[Dataset items]
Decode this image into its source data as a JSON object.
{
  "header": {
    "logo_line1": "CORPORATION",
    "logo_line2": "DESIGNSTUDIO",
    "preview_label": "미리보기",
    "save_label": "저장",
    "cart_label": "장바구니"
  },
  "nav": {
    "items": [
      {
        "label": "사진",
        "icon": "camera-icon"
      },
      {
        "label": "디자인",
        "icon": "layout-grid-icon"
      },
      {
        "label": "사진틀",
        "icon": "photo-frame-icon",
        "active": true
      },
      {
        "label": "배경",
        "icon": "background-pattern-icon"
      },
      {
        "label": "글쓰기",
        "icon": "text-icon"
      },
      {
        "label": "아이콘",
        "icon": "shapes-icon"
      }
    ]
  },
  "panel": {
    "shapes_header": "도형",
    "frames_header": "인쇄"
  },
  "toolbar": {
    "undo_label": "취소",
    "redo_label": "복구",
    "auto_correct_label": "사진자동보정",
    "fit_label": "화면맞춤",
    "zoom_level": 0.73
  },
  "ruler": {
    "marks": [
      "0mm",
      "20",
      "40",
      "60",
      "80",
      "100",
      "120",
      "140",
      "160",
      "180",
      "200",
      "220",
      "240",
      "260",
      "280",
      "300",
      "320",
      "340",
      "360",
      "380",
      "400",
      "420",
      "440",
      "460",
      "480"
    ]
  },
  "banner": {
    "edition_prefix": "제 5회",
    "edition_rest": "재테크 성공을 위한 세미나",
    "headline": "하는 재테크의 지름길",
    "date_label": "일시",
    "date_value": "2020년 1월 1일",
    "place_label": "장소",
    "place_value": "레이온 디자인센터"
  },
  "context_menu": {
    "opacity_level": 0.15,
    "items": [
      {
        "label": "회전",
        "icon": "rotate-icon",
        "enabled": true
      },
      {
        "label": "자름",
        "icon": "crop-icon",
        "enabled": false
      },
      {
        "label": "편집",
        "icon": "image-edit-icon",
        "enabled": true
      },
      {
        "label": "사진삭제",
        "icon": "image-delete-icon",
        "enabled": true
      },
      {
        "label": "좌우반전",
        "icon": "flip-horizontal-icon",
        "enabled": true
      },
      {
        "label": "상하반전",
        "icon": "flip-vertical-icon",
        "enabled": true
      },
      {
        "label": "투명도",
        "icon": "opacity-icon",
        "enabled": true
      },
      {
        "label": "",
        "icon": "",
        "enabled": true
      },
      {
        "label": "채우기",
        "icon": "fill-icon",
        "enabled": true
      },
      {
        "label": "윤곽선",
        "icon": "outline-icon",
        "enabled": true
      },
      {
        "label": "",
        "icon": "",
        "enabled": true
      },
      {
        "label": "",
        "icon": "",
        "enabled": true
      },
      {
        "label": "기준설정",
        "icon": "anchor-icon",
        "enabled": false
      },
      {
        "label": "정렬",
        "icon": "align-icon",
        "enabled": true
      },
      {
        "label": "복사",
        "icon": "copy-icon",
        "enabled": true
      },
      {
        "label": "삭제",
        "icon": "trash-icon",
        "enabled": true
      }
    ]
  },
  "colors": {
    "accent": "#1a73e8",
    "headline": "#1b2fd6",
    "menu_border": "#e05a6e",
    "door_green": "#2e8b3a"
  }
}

» Stated exercise: Look through the material and copy each line that has "headline".

» Complete answer:
    "headline": "하는 재테크의 지름길",
    "headline": "#1b2fd6",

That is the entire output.